Records that describe figures:
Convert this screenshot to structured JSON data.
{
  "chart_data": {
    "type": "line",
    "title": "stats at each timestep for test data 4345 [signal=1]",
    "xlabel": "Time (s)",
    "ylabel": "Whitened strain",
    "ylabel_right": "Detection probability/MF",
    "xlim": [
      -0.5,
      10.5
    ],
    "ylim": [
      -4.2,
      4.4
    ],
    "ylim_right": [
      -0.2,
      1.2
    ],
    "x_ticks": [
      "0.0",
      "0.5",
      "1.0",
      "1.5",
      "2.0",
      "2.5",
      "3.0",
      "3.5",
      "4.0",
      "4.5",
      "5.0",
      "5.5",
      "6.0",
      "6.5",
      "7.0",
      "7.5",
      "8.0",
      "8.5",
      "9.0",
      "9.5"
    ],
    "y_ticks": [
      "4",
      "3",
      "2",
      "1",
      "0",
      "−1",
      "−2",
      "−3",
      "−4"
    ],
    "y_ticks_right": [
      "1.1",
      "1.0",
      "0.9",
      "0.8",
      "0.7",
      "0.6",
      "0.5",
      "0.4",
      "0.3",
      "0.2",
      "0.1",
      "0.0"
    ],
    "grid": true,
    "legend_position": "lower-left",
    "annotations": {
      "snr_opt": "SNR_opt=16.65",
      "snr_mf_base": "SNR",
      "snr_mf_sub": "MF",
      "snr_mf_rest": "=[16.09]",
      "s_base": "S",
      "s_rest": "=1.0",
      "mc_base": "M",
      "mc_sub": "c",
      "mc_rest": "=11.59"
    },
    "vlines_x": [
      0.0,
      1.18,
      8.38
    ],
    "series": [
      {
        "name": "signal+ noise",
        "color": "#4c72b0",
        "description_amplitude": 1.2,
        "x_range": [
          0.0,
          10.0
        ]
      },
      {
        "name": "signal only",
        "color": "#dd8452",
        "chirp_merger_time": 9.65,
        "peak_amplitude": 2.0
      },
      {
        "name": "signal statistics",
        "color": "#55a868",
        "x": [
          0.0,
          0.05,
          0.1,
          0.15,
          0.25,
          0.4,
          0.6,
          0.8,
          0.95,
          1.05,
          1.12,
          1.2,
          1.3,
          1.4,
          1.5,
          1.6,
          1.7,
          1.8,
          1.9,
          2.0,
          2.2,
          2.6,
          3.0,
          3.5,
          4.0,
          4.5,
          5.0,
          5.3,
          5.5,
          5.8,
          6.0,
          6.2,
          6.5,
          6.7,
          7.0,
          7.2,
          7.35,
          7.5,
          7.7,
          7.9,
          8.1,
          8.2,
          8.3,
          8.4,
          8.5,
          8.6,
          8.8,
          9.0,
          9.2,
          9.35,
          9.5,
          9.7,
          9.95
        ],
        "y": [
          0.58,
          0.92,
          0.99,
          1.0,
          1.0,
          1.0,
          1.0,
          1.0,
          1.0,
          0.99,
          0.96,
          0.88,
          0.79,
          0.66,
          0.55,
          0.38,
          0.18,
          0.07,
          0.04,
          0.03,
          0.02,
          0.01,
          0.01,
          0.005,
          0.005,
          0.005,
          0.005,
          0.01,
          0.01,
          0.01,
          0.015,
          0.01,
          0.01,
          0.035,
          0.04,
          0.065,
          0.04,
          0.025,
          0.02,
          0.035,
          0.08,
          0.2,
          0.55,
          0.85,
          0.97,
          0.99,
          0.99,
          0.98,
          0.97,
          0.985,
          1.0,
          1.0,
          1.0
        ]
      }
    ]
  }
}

- _TASK PROMPT_:
Write every line of the material above again, exactly.

- _COMPLETED TASK_:
Convert this screenshot to structured JSON data.
{
  "chart_data": {
    "type": "line",
    "title": "stats at each timestep for test data 4345 [signal=1]",
    "xlabel": "Time (s)",
    "ylabel": "Whitened strain",
    "ylabel_right": "Detection probability/MF",
    "xlim": [
      -0.5,
      10.5
    ],
    "ylim": [
      -4.2,
      4.4
    ],
    "ylim_right": [
      -0.2,
      1.2
    ],
    "x_ticks": [
      "0.0",
      "0.5",
      "1.0",
      "1.5",
      "2.0",
      "2.5",
      "3.0",
      "3.5",
      "4.0",
      "4.5",
      "5.0",
      "5.5",
      "6.0",
      "6.5",
      "7.0",
      "7.5",
      "8.0",
      "8.5",
      "9.0",
      "9.5"
    ],
    "y_ticks": [
      "4",
      "3",
      "2",
      "1",
      "0",
      "−1",
      "−2",
      "−3",
      "−4"
    ],
    "y_ticks_right": [
      "1.1",
      "1.0",
      "0.9",
      "0.8",
      "0.7",
      "0.6",
      "0.5",
      "0.4",
      "0.3",
      "0.2",
      "0.1",
      "0.0"
    ],
    "grid": true,
    "legend_position": "lower-left",
    "annotations": {
      "snr_opt": "SNR_opt=16.65",
      "snr_mf_base": "SNR",
      "snr_mf_sub": "MF",
      "snr_mf_rest": "=[16.09]",
      "s_base": "S",
      "s_rest": "=1.0",
      "mc_base": "M",
      "mc_sub": "c",
      "mc_rest": "=11.59"
    },
    "vlines_x": [
      0.0,
      1.18,
      8.38
    ],
    "series": [
      {
        "name": "signal+ noise",
        "color": "#4c72b0",
        "description_amplitude": 1.2,
        "x_range": [
          0.0,
          10.0
        ]
      },
      {
        "name": "signal only",
        "color": "#dd8452",
        "chirp_merger_time": 9.65,
        "peak_amplitude": 2.0
      },
      {
        "name": "signal statistics",
        "color": "#55a868",
        "x": [
          0.0,
          0.05,
          0.1,
          0.15,
          0.25,
          0.4,
          0.6,
          0.8,
          0.95,
          1.05,
          1.12,
          1.2,
          1.3,
          1.4,
          1.5,
          1.6,
          1.7,
          1.8,
          1.9,
          2.0,
          2.2,
          2.6,
          3.0,
          3.5,
          4.0,
          4.5,
          5.0,
          5.3,
          5.5,
          5.8,
          6.0,
          6.2,
          6.5,
          6.7,
          7.0,
          7.2,
          7.35,
          7.5,
          7.7,
          7.9,
          8.1,
          8.2,
          8.3,
          8.4,
          8.5,
          8.6,
          8.8,
          9.0,
          9.2,
          9.35,
          9.5,
          9.7,
          9.95
        ],
        "y": [
          0.58,
          0.92,
          0.99,
          1.0,
          1.0,
          1.0,
          1.0,
          1.0,
          1.0,
          0.99,
          0.96,
          0.88,
          0.79,
          0.66,
          0.55,
          0.38,
          0.18,
          0.07,
          0.04,
          0.03,
          0.02,
          0.01,
          0.01,
          0.005,
          0.005,
          0.005,
          0.005,
          0.01,
          0.01,
          0.01,
          0.015,
          0.01,
          0.01,
          0.035,
          0.04,
          0.065,
          0.04,
          0.025,
          0.02,
          0.035,
          0.08,
          0.2,
          0.55,
          0.85,
          0.97,
          0.99,
          0.99,
          0.98,
          0.97,
          0.985,
          1.0,
          1.0,
          1.0
        ]
      }
    ]
  }
}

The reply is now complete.